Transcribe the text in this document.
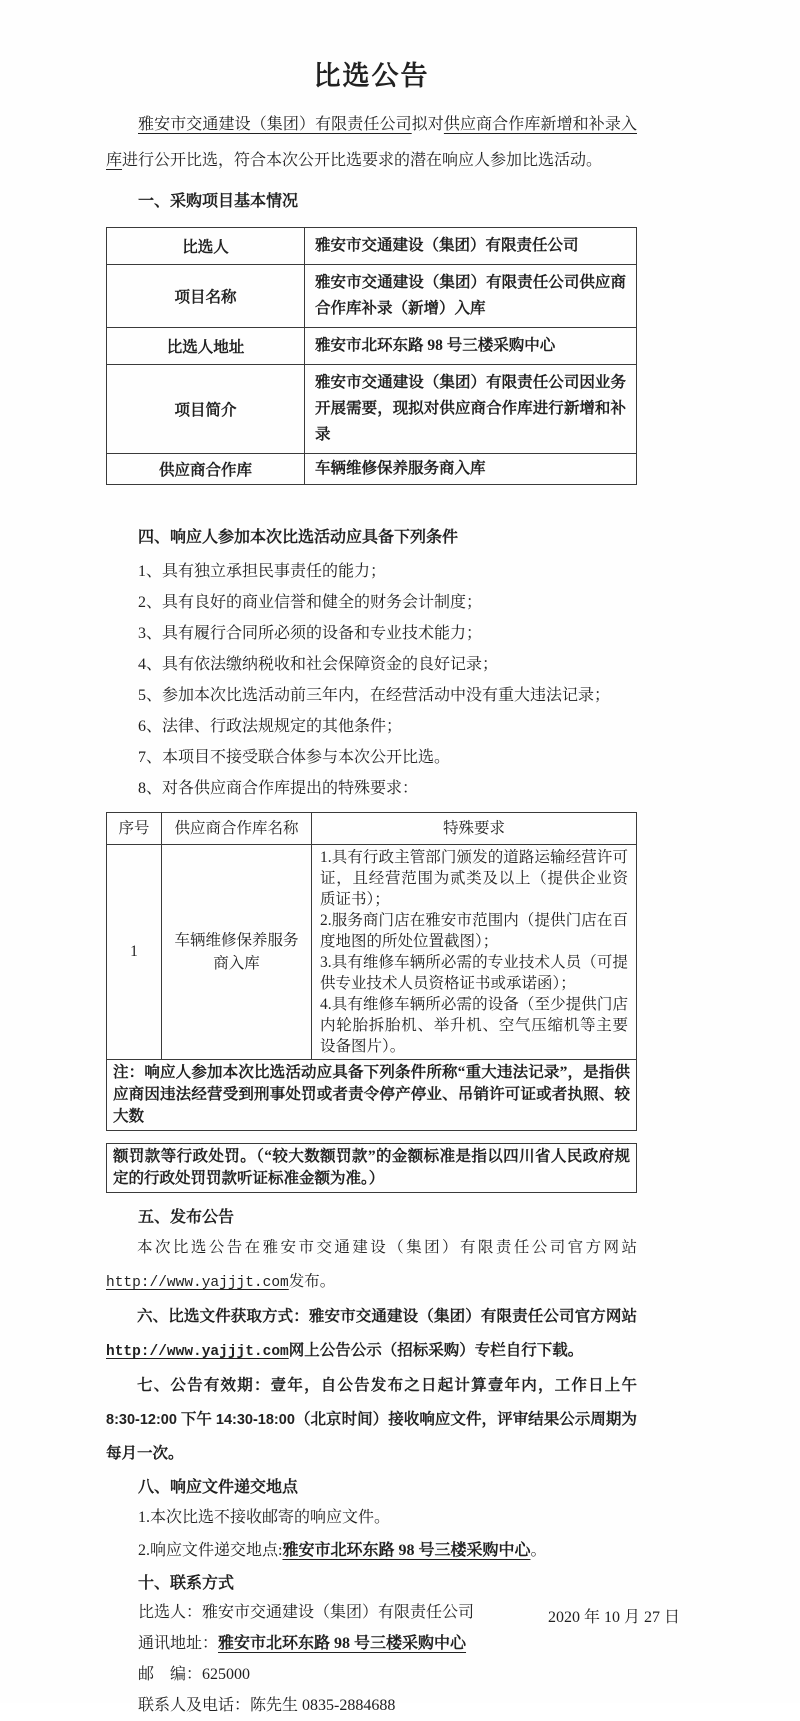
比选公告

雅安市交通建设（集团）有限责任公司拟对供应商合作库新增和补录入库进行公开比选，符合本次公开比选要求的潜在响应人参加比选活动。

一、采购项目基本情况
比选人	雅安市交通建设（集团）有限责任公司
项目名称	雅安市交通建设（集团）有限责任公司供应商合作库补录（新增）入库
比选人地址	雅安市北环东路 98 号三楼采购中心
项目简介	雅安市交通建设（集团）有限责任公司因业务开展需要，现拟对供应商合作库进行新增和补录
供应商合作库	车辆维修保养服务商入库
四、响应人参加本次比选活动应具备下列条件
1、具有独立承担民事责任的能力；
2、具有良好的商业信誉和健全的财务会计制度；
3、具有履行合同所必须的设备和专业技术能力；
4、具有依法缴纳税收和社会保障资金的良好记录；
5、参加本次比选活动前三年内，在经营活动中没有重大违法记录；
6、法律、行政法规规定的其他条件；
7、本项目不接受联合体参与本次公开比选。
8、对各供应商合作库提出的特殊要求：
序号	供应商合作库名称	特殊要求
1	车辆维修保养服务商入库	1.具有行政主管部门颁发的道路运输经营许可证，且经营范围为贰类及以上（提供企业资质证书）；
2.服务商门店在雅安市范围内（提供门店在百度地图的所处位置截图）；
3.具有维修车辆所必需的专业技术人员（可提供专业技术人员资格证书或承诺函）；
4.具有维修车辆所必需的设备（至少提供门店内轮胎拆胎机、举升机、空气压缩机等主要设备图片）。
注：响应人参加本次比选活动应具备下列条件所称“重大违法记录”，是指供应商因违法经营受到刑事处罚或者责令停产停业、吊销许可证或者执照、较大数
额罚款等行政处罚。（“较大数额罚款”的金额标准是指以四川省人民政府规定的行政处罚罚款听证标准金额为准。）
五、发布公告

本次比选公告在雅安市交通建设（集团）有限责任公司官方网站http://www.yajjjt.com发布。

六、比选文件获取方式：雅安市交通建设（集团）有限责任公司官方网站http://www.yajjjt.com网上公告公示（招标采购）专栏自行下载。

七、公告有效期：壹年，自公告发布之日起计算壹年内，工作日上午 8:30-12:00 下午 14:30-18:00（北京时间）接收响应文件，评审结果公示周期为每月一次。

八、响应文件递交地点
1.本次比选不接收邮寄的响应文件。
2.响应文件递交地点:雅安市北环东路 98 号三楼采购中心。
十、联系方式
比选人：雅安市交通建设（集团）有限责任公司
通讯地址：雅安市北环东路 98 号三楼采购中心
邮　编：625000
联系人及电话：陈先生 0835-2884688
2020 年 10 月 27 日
....................
# TASK BRIEF
From the data above, copy out every line with the string "号三楼采购中心" in it.

# RESULT OF THIS TASK
比选人地址	雅安市北环东路 98 号三楼采购中心
2.响应文件递交地点:雅安市北环东路 98 号三楼采购中心。
通讯地址：雅安市北环东路 98 号三楼采购中心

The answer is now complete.